------ AVAILABLE DATA

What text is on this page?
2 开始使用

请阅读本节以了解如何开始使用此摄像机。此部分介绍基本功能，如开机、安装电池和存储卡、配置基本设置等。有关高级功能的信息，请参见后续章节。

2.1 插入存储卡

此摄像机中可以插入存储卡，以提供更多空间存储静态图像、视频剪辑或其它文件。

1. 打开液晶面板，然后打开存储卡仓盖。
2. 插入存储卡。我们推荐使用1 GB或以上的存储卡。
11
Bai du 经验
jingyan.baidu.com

------------
------ AVAILABLE DATA

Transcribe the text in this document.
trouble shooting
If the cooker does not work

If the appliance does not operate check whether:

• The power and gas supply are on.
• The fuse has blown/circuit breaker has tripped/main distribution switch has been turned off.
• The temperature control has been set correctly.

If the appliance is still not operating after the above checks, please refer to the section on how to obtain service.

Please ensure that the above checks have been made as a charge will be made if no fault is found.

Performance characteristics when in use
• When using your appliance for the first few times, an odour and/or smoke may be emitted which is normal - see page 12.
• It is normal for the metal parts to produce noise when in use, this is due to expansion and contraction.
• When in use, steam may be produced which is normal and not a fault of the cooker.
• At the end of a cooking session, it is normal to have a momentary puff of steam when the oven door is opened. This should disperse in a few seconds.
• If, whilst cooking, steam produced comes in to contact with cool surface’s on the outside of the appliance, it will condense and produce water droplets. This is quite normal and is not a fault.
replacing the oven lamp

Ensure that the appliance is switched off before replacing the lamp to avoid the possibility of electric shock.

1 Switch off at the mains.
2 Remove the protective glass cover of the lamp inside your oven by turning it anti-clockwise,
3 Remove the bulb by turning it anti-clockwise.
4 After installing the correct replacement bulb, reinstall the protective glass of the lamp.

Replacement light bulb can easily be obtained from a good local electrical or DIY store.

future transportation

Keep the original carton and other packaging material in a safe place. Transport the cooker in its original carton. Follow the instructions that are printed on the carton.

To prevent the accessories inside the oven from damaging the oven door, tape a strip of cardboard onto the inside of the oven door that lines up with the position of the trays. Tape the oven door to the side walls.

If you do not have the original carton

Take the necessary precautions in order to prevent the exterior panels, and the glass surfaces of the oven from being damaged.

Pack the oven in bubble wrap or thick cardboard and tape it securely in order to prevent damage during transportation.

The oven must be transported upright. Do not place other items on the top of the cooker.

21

------------

INSTRUCTIONS TO FOLLOW — Pick out the lines that include the word "produced" and write them out.

PROBLEM SOLUTION —
• When in use, steam may be produced which is normal and not a fault of the cooker.
• If, whilst cooking, steam produced comes in to contact with cool surface’s on the outside of the appliance, it will condense and produce water droplets. This is quite normal and is not a fault.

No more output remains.